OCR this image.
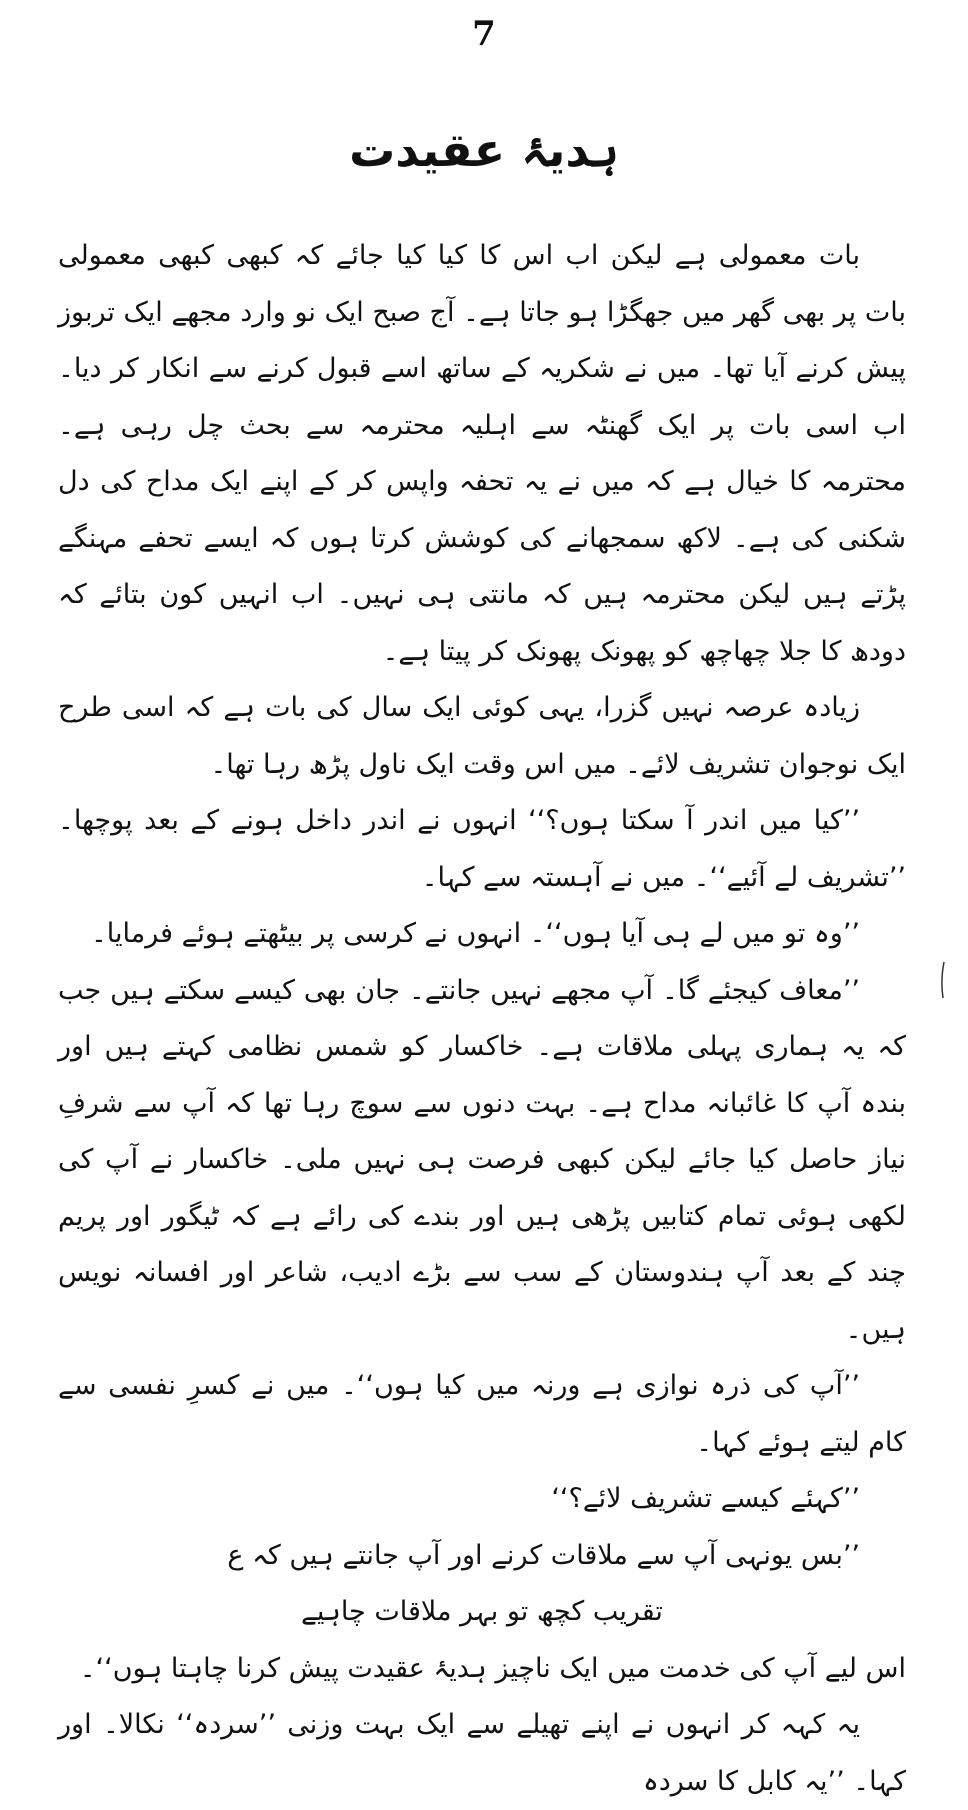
7
ہدیۂ عقیدت

بات معمولی ہے لیکن اب اس کا کیا کیا جائے کہ کبھی کبھی معمولی بات پر بھی گھر میں جھگڑا ہو جاتا ہے۔ آج صبح ایک نو وارد مجھے ایک تربوز پیش کرنے آیا تھا۔ میں نے شکریہ کے ساتھ اسے قبول کرنے سے انکار کر دیا۔ اب اسی بات پر ایک گھنٹہ سے اہلیہ محترمہ سے بحث چل رہی ہے۔ محترمہ کا خیال ہے کہ میں نے یہ تحفہ واپس کر کے اپنے ایک مداح کی دل شکنی کی ہے۔ لاکھ سمجھانے کی کوشش کرتا ہوں کہ ایسے تحفے مہنگے پڑتے ہیں لیکن محترمہ ہیں کہ مانتی ہی نہیں۔ اب انہیں کون بتائے کہ دودھ کا جلا چھاچھ کو پھونک پھونک کر پیتا ہے۔

زیادہ عرصہ نہیں گزرا، یہی کوئی ایک سال کی بات ہے کہ اسی طرح ایک نوجوان تشریف لائے۔ میں اس وقت ایک ناول پڑھ رہا تھا۔

’’کیا میں اندر آ سکتا ہوں؟‘‘ انہوں نے اندر داخل ہونے کے بعد پوچھا۔ ’’تشریف لے آئیے‘‘۔ میں نے آہستہ سے کہا۔

’’وہ تو میں لے ہی آیا ہوں‘‘۔ انہوں نے کرسی پر بیٹھتے ہوئے فرمایا۔

’’معاف کیجئے گا۔ آپ مجھے نہیں جانتے۔ جان بھی کیسے سکتے ہیں جب کہ یہ ہماری پہلی ملاقات ہے۔ خاکسار کو شمس نظامی کہتے ہیں اور بندہ آپ کا غائبانہ مداح ہے۔ بہت دنوں سے سوچ رہا تھا کہ آپ سے شرفِ نیاز حاصل کیا جائے لیکن کبھی فرصت ہی نہیں ملی۔ خاکسار نے آپ کی لکھی ہوئی تمام کتابیں پڑھی ہیں اور بندے کی رائے ہے کہ ٹیگور اور پریم چند کے بعد آپ ہندوستان کے سب سے بڑے ادیب، شاعر اور افسانہ نویس ہیں۔

’’آپ کی ذرہ نوازی ہے ورنہ میں کیا ہوں‘‘۔ میں نے کسرِ نفسی سے کام لیتے ہوئے کہا۔

’’کہئے کیسے تشریف لائے؟‘‘

’’بس یونہی آپ سے ملاقات کرنے اور آپ جانتے ہیں کہ ع

تقریب کچھ تو بہر ملاقات چاہیے

اس لیے آپ کی خدمت میں ایک ناچیز ہدیۂ عقیدت پیش کرنا چاہتا ہوں‘‘۔

یہ کہہ کر انہوں نے اپنے تھیلے سے ایک بہت وزنی ’’سردہ‘‘ نکالا۔ اور کہا۔ ’’یہ کابل کا سردہ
○ ○ ○ ○ ○
What you are asked to do -> Copy all lines from the entries that contain the word "عقیدت".

Output of the task ->
ہدیۂ عقیدت
اس لیے آپ کی خدمت میں ایک ناچیز ہدیۂ عقیدت پیش کرنا چاہتا ہوں‘‘۔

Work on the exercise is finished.